(Stored data entries)
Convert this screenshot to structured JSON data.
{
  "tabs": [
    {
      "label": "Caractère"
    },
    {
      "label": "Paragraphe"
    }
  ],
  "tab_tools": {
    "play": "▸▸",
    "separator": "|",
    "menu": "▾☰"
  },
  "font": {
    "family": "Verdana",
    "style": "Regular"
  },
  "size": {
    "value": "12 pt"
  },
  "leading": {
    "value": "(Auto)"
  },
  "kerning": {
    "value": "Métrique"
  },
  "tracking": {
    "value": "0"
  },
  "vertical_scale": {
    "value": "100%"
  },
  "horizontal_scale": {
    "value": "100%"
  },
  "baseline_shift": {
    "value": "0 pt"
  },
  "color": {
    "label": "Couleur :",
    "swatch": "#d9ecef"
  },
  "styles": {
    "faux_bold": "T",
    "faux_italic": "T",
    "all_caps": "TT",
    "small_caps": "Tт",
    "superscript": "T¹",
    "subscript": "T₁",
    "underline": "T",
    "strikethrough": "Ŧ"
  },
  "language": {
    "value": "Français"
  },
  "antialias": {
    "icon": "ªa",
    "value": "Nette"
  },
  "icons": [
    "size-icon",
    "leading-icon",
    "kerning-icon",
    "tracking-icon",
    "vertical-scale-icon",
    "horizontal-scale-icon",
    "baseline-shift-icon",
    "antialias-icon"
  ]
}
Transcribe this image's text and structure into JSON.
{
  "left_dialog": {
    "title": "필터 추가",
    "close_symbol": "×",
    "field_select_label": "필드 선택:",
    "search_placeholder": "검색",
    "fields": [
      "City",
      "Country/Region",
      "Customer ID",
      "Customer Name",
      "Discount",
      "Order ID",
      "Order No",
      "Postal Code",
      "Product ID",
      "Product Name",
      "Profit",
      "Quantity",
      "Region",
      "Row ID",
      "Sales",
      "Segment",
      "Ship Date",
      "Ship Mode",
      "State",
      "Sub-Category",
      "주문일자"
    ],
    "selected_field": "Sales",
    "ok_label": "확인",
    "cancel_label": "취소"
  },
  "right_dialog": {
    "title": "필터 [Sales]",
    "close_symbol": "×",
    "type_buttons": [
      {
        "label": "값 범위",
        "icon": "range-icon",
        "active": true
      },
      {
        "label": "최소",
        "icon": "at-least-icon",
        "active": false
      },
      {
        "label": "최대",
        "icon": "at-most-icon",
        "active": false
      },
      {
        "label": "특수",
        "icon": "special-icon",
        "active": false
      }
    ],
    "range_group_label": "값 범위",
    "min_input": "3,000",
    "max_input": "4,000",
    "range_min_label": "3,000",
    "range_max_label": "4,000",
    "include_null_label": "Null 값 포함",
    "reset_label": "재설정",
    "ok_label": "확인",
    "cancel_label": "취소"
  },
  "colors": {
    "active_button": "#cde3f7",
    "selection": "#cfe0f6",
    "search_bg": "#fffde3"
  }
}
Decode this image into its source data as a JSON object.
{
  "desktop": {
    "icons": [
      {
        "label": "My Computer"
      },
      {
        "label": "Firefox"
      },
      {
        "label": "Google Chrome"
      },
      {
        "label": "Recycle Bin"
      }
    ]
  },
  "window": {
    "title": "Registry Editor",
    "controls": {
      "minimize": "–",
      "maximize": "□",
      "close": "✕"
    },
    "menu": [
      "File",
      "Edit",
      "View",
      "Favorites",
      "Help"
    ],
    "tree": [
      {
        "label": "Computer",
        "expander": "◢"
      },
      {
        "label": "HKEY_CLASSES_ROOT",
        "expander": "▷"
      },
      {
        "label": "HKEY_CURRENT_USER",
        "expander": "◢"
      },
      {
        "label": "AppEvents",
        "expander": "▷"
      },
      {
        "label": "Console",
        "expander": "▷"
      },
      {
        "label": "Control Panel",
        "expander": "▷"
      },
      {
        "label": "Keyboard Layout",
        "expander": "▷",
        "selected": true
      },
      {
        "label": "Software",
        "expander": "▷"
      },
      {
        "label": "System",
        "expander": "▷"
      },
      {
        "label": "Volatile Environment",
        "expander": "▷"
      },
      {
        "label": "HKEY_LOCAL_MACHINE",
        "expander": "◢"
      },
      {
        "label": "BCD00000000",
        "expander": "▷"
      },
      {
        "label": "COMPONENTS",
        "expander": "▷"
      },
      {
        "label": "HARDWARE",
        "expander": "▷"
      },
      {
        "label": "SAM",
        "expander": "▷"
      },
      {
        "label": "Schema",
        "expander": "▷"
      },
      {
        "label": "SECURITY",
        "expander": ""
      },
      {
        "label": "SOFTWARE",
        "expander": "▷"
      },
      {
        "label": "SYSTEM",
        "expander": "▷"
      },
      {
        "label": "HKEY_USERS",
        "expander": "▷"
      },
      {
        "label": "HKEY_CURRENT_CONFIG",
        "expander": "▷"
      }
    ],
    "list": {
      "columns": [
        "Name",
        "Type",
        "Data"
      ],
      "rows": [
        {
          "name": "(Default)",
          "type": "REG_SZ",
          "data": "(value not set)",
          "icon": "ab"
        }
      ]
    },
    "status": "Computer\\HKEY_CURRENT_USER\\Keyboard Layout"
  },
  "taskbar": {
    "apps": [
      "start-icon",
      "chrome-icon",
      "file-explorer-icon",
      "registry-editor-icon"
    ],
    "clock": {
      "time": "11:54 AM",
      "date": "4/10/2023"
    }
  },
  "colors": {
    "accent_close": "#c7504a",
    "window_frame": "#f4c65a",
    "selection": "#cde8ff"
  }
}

• WHAT TO WORK ON
In the listing, how many lines hold "Sales"? Answer with a bare number.

• ANSWER TO THIS EXERCISE
3